Aim => Go through the material below and copy each line where the word "ਬਚਪਨ" appears.

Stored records
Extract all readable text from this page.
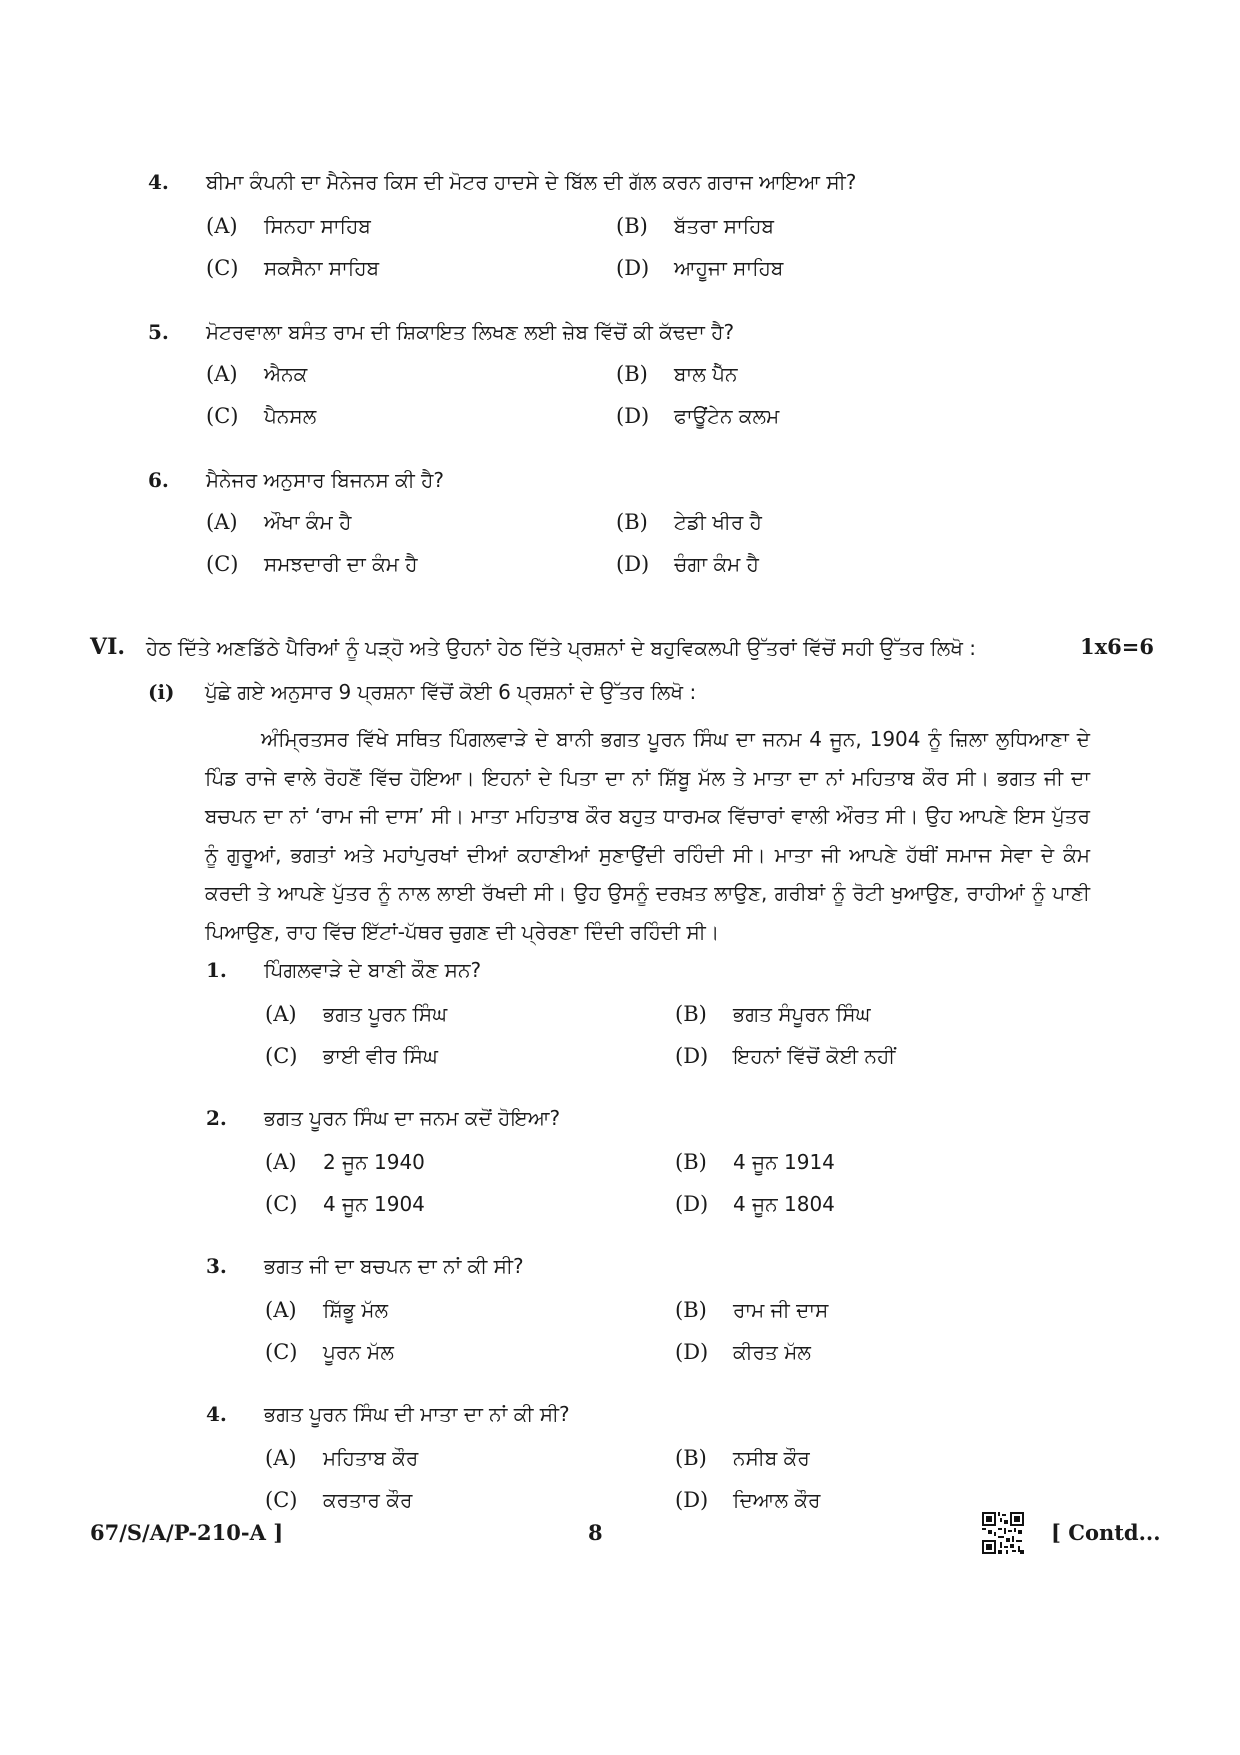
4. ਬੀਮਾ ਕੰਪਨੀ ਦਾ ਮੈਨੇਜਰ ਕਿਸ ਦੀ ਮੋਟਰ ਹਾਦਸੇ ਦੇ ਬਿੱਲ ਦੀ ਗੱਲ ਕਰਨ ਗਰਾਜ ਆਇਆ ਸੀ?
(A) ਸਿਨਹਾ ਸਾਹਿਬ	(B) ਬੱਤਰਾ ਸਾਹਿਬ
(C) ਸਕਸੈਨਾ ਸਾਹਿਬ	(D) ਆਹੂਜਾ ਸਾਹਿਬ
5. ਮੋਟਰਵਾਲਾ ਬਸੰਤ ਰਾਮ ਦੀ ਸ਼ਿਕਾਇਤ ਲਿਖਣ ਲਈ ਜ਼ੇਬ ਵਿੱਚੋਂ ਕੀ ਕੱਢਦਾ ਹੈ?
(A) ਐਨਕ	(B) ਬਾਲ ਪੈੱਨ
(C) ਪੈਨਸਲ	(D) ਫਾਊਂਟੇਨ ਕਲਮ
6. ਮੈਨੇਜਰ ਅਨੁਸਾਰ ਬਿਜਨਸ ਕੀ ਹੈ?
(A) ਔਖਾ ਕੰਮ ਹੈ	(B) ਟੇਡੀ ਖੀਰ ਹੈ
(C) ਸਮਝਦਾਰੀ ਦਾ ਕੰਮ ਹੈ	(D) ਚੰਗਾ ਕੰਮ ਹੈ
VI. ਹੇਠ ਦਿੱਤੇ ਅਣਡਿੱਠੇ ਪੈਰਿਆਂ ਨੂੰ ਪੜ੍ਹੋ ਅਤੇ ਉਹਨਾਂ ਹੇਠ ਦਿੱਤੇ ਪ੍ਰਸ਼ਨਾਂ ਦੇ ਬਹੁਵਿਕਲਪੀ ਉੱਤਰਾਂ ਵਿੱਚੋਂ ਸਹੀ ਉੱਤਰ ਲਿਖੋ :	1x6=6
(i) ਪੁੱਛੇ ਗਏ ਅਨੁਸਾਰ 9 ਪ੍ਰਸ਼ਨਾ ਵਿੱਚੋਂ ਕੋਈ 6 ਪ੍ਰਸ਼ਨਾਂ ਦੇ ਉੱਤਰ ਲਿਖੋ :
ਅੰਮ੍ਰਿਤਸਰ ਵਿੱਖੇ ਸਥਿਤ ਪਿੰਗਲਵਾੜੇ ਦੇ ਬਾਨੀ ਭਗਤ ਪੂਰਨ ਸਿੰਘ ਦਾ ਜਨਮ 4 ਜੂਨ, 1904 ਨੂੰ ਜ਼ਿਲਾ ਲੁਧਿਆਣਾ ਦੇ ਪਿੰਡ ਰਾਜੇ ਵਾਲੇ ਰੋਹਣੋਂ ਵਿੱਚ ਹੋਇਆ। ਇਹਨਾਂ ਦੇ ਪਿਤਾ ਦਾ ਨਾਂ ਸ਼ਿੱਬੂ ਮੱਲ ਤੇ ਮਾਤਾ ਦਾ ਨਾਂ ਮਹਿਤਾਬ ਕੌਰ ਸੀ। ਭਗਤ ਜੀ ਦਾ ਬਚਪਨ ਦਾ ਨਾਂ ‘ਰਾਮ ਜੀ ਦਾਸ’ ਸੀ। ਮਾਤਾ ਮਹਿਤਾਬ ਕੌਰ ਬਹੁਤ ਧਾਰਮਕ ਵਿੱਚਾਰਾਂ ਵਾਲੀ ਔਰਤ ਸੀ। ਉਹ ਆਪਣੇ ਇਸ ਪੁੱਤਰ ਨੂੰ ਗੁਰੂਆਂ, ਭਗਤਾਂ ਅਤੇ ਮਹਾਂਪੁਰਖਾਂ ਦੀਆਂ ਕਹਾਣੀਆਂ ਸੁਣਾਉਂਦੀ ਰਹਿੰਦੀ ਸੀ। ਮਾਤਾ ਜੀ ਆਪਣੇ ਹੱਥੀਂ ਸਮਾਜ ਸੇਵਾ ਦੇ ਕੰਮ ਕਰਦੀ ਤੇ ਆਪਣੇ ਪੁੱਤਰ ਨੂੰ ਨਾਲ ਲਾਈ ਰੱਖਦੀ ਸੀ। ਉਹ ਉਸਨੂੰ ਦਰਖ਼ਤ ਲਾਉਣ, ਗਰੀਬਾਂ ਨੂੰ ਰੋਟੀ ਖੁਆਉਣ, ਰਾਹੀਆਂ ਨੂੰ ਪਾਣੀ ਪਿਆਉਣ, ਰਾਹ ਵਿੱਚ ਇੱਟਾਂ-ਪੱਥਰ ਚੁਗਣ ਦੀ ਪ੍ਰੇਰਣਾ ਦਿੰਦੀ ਰਹਿੰਦੀ ਸੀ।
1. ਪਿੰਗਲਵਾੜੇ ਦੇ ਬਾਣੀ ਕੌਣ ਸਨ?
(A) ਭਗਤ ਪੂਰਨ ਸਿੰਘ	(B) ਭਗਤ ਸੰਪੂਰਨ ਸਿੰਘ
(C) ਭਾਈ ਵੀਰ ਸਿੰਘ	(D) ਇਹਨਾਂ ਵਿੱਚੋਂ ਕੋਈ ਨਹੀਂ
2. ਭਗਤ ਪੂਰਨ ਸਿੰਘ ਦਾ ਜਨਮ ਕਦੋਂ ਹੋਇਆ?
(A) 2 ਜੂਨ 1940	(B) 4 ਜੂਨ 1914
(C) 4 ਜੂਨ 1904	(D) 4 ਜੂਨ 1804
3. ਭਗਤ ਜੀ ਦਾ ਬਚਪਨ ਦਾ ਨਾਂ ਕੀ ਸੀ?
(A) ਸ਼ਿੱਭੂ ਮੱਲ	(B) ਰਾਮ ਜੀ ਦਾਸ
(C) ਪੂਰਨ ਮੱਲ	(D) ਕੀਰਤ ਮੱਲ
4. ਭਗਤ ਪੂਰਨ ਸਿੰਘ ਦੀ ਮਾਤਾ ਦਾ ਨਾਂ ਕੀ ਸੀ?
(A) ਮਹਿਤਾਬ ਕੌਰ	(B) ਨਸੀਬ ਕੌਰ
(C) ਕਰਤਾਰ ਕੌਰ	(D) ਦਿਆਲ ਕੌਰ
67/S/A/P-210-A ]	8	[ Contd...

Response to this exercise =>
ਅੰਮ੍ਰਿਤਸਰ ਵਿੱਖੇ ਸਥਿਤ ਪਿੰਗਲਵਾੜੇ ਦੇ ਬਾਨੀ ਭਗਤ ਪੂਰਨ ਸਿੰਘ ਦਾ ਜਨਮ 4 ਜੂਨ, 1904 ਨੂੰ ਜ਼ਿਲਾ ਲੁਧਿਆਣਾ ਦੇ ਪਿੰਡ ਰਾਜੇ ਵਾਲੇ ਰੋਹਣੋਂ ਵਿੱਚ ਹੋਇਆ। ਇਹਨਾਂ ਦੇ ਪਿਤਾ ਦਾ ਨਾਂ ਸ਼ਿੱਬੂ ਮੱਲ ਤੇ ਮਾਤਾ ਦਾ ਨਾਂ ਮਹਿਤਾਬ ਕੌਰ ਸੀ। ਭਗਤ ਜੀ ਦਾ ਬਚਪਨ ਦਾ ਨਾਂ ‘ਰਾਮ ਜੀ ਦਾਸ’ ਸੀ। ਮਾਤਾ ਮਹਿਤਾਬ ਕੌਰ ਬਹੁਤ ਧਾਰਮਕ ਵਿੱਚਾਰਾਂ ਵਾਲੀ ਔਰਤ ਸੀ। ਉਹ ਆਪਣੇ ਇਸ ਪੁੱਤਰ ਨੂੰ ਗੁਰੂਆਂ, ਭਗਤਾਂ ਅਤੇ ਮਹਾਂਪੁਰਖਾਂ ਦੀਆਂ ਕਹਾਣੀਆਂ ਸੁਣਾਉਂਦੀ ਰਹਿੰਦੀ ਸੀ। ਮਾਤਾ ਜੀ ਆਪਣੇ ਹੱਥੀਂ ਸਮਾਜ ਸੇਵਾ ਦੇ ਕੰਮ ਕਰਦੀ ਤੇ ਆਪਣੇ ਪੁੱਤਰ ਨੂੰ ਨਾਲ ਲਾਈ ਰੱਖਦੀ ਸੀ। ਉਹ ਉਸਨੂੰ ਦਰਖ਼ਤ ਲਾਉਣ, ਗਰੀਬਾਂ ਨੂੰ ਰੋਟੀ ਖੁਆਉਣ, ਰਾਹੀਆਂ ਨੂੰ ਪਾਣੀ ਪਿਆਉਣ, ਰਾਹ ਵਿੱਚ ਇੱਟਾਂ-ਪੱਥਰ ਚੁਗਣ ਦੀ ਪ੍ਰੇਰਣਾ ਦਿੰਦੀ ਰਹਿੰਦੀ ਸੀ।
3. ਭਗਤ ਜੀ ਦਾ ਬਚਪਨ ਦਾ ਨਾਂ ਕੀ ਸੀ?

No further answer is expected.